PROBLEM STATEMENT =>
Leave out the pictures; transcribe all else exactly.

DATASET CONTENT =>
---+---

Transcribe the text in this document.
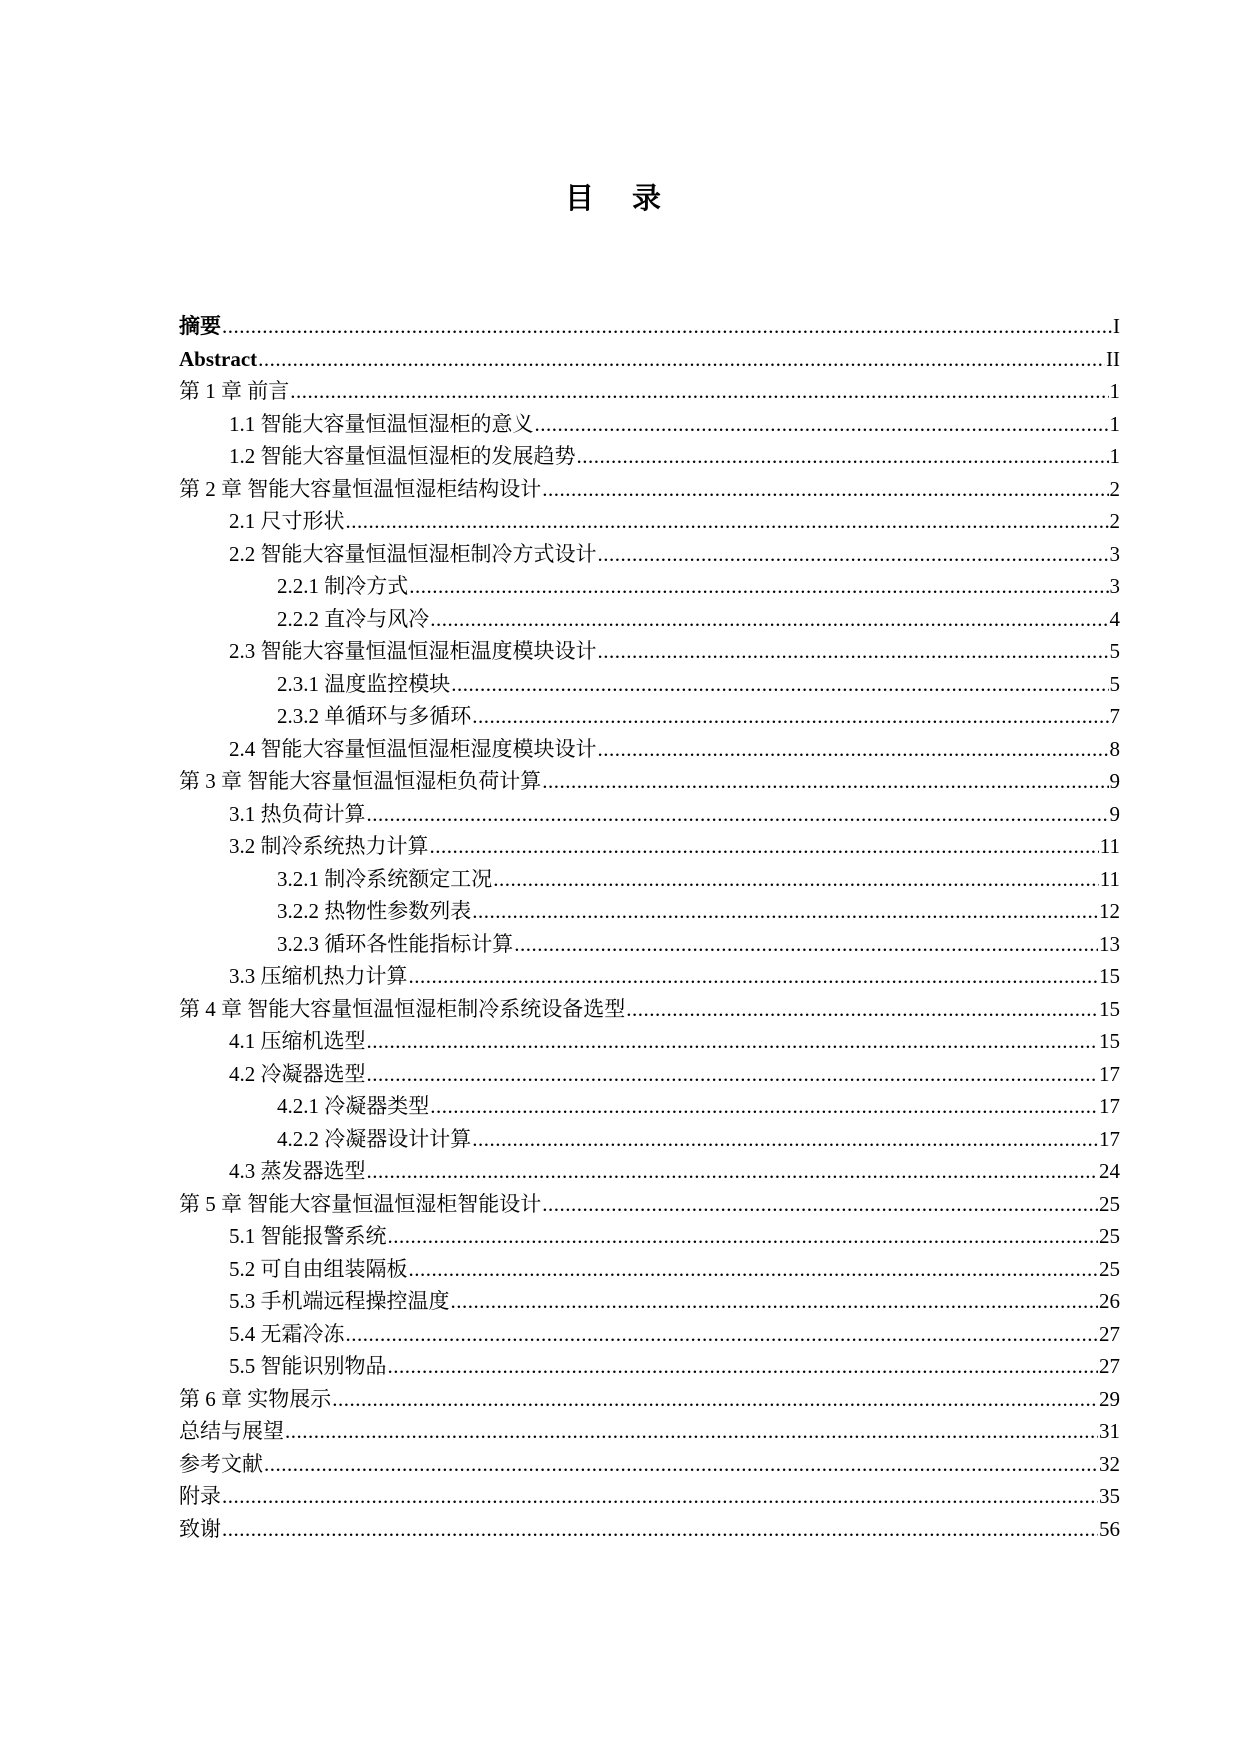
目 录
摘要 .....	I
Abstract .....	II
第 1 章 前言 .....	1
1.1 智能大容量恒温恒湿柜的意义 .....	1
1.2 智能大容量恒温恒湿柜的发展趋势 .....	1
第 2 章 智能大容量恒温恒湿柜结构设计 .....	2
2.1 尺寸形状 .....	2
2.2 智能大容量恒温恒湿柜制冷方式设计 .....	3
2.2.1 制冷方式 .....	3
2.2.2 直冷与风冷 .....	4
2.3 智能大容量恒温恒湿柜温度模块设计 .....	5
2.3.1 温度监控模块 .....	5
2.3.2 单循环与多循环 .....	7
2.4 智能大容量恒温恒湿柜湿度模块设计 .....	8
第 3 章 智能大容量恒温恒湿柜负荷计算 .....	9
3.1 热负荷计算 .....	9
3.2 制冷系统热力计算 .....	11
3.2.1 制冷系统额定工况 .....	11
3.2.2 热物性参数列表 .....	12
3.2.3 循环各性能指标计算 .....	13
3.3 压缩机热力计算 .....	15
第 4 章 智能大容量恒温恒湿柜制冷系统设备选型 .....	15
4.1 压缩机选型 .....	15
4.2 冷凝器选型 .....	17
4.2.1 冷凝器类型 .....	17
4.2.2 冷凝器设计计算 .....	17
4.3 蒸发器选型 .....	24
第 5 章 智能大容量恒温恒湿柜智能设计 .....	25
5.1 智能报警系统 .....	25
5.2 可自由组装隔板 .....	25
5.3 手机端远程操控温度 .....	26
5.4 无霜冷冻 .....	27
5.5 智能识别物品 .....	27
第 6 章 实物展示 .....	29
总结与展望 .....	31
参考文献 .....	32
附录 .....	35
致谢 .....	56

---+---

RESPONSE TO THE EXERCISE =>
Transcribe the text in this document.
目 录
摘要 .....	I
Abstract .....	II
第 1 章 前言 .....	1
1.1 智能大容量恒温恒湿柜的意义 .....	1
1.2 智能大容量恒温恒湿柜的发展趋势 .....	1
第 2 章 智能大容量恒温恒湿柜结构设计 .....	2
2.1 尺寸形状 .....	2
2.2 智能大容量恒温恒湿柜制冷方式设计 .....	3
2.2.1 制冷方式 .....	3
2.2.2 直冷与风冷 .....	4
2.3 智能大容量恒温恒湿柜温度模块设计 .....	5
2.3.1 温度监控模块 .....	5
2.3.2 单循环与多循环 .....	7
2.4 智能大容量恒温恒湿柜湿度模块设计 .....	8
第 3 章 智能大容量恒温恒湿柜负荷计算 .....	9
3.1 热负荷计算 .....	9
3.2 制冷系统热力计算 .....	11
3.2.1 制冷系统额定工况 .....	11
3.2.2 热物性参数列表 .....	12
3.2.3 循环各性能指标计算 .....	13
3.3 压缩机热力计算 .....	15
第 4 章 智能大容量恒温恒湿柜制冷系统设备选型 .....	15
4.1 压缩机选型 .....	15
4.2 冷凝器选型 .....	17
4.2.1 冷凝器类型 .....	17
4.2.2 冷凝器设计计算 .....	17
4.3 蒸发器选型 .....	24
第 5 章 智能大容量恒温恒湿柜智能设计 .....	25
5.1 智能报警系统 .....	25
5.2 可自由组装隔板 .....	25
5.3 手机端远程操控温度 .....	26
5.4 无霜冷冻 .....	27
5.5 智能识别物品 .....	27
第 6 章 实物展示 .....	29
总结与展望 .....	31
参考文献 .....	32
附录 .....	35
致谢 .....	56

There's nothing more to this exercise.